• **EXCERPTED RECORDS**:
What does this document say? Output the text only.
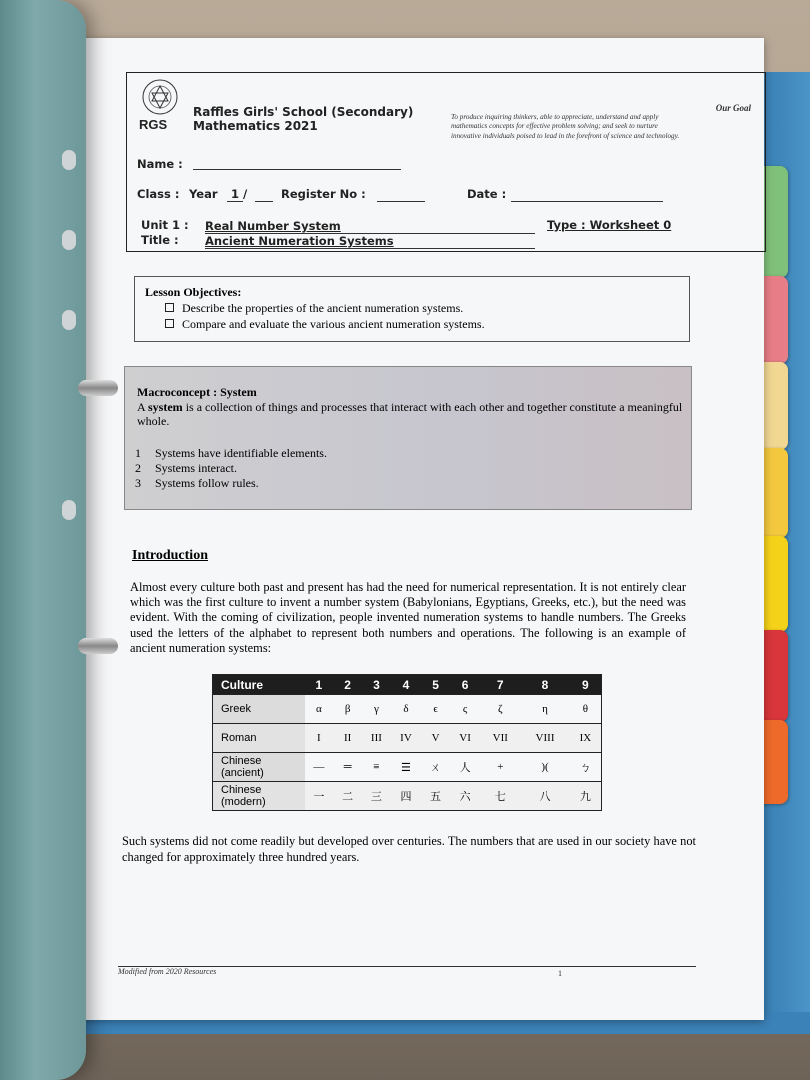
RGS
Raffles Girls' School (Secondary)
Mathematics 2021
Our Goal
To produce inquiring thinkers, able to appreciate, understand and apply mathematics concepts for effective problem solving; and seek to nurture innovative individuals poised to lead in the forefront of science and technology.
Name :
Class : Year 1 /	Register No :	Date :
Unit 1 : Real Number System
Title : Ancient Numeration Systems
Type : Worksheet 0
Lesson Objectives:
Describe the properties of the ancient numeration systems.
Compare and evaluate the various ancient numeration systems.
Macroconcept : System
A system is a collection of things and processes that interact with each other and together constitute a meaningful whole.
1 Systems have identifiable elements.
2 Systems interact.
3 Systems follow rules.
Introduction
Almost every culture both past and present has had the need for numerical representation. It is not entirely clear which was the first culture to invent a number system (Babylonians, Egyptians, Greeks, etc.), but the need was evident. With the coming of civilization, people invented numeration systems to handle numbers. The Greeks used the letters of the alphabet to represent both numbers and operations. The following is an example of ancient numeration systems:
Culture	1	2	3	4	5	6	7	8	9
Greek	α	β	γ	δ	ϵ	ς	ζ	η	θ
Roman	I	II	III	IV	V	VI	VII	VIII	IX
Chinese (ancient)	—	═	≡	☰	ㄨ	人	+	)(	ㄅ
Chinese (modern)	一	二	三	四	五	六	七	八	九
Such systems did not come readily but developed over centuries. The numbers that are used in our society have not changed for approximately three hundred years.
Modified from 2020 Resources	1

• **WHAT YOU SHOULD DO**: Write out the full listing verbatim, excluding its pictures.

• **ANSWER TO THIS TASK**:
What does this document say? Output the text only.
RGS
Raffles Girls' School (Secondary)
Mathematics 2021
Our Goal
To produce inquiring thinkers, able to appreciate, understand and apply mathematics concepts for effective problem solving; and seek to nurture innovative individuals poised to lead in the forefront of science and technology.
Name :
Class : Year 1 /	Register No :	Date :
Unit 1 : Real Number System
Title : Ancient Numeration Systems
Type : Worksheet 0
Lesson Objectives:
Describe the properties of the ancient numeration systems.
Compare and evaluate the various ancient numeration systems.
Macroconcept : System
A system is a collection of things and processes that interact with each other and together constitute a meaningful whole.
1 Systems have identifiable elements.
2 Systems interact.
3 Systems follow rules.
Introduction
Almost every culture both past and present has had the need for numerical representation. It is not entirely clear which was the first culture to invent a number system (Babylonians, Egyptians, Greeks, etc.), but the need was evident. With the coming of civilization, people invented numeration systems to handle numbers. The Greeks used the letters of the alphabet to represent both numbers and operations. The following is an example of ancient numeration systems:
Culture	1	2	3	4	5	6	7	8	9
Greek	α	β	γ	δ	ϵ	ς	ζ	η	θ
Roman	I	II	III	IV	V	VI	VII	VIII	IX
Chinese (ancient)	—	═	≡	☰	ㄨ	人	+	)(	ㄅ
Chinese (modern)	一	二	三	四	五	六	七	八	九
Such systems did not come readily but developed over centuries. The numbers that are used in our society have not changed for approximately three hundred years.
Modified from 2020 Resources	1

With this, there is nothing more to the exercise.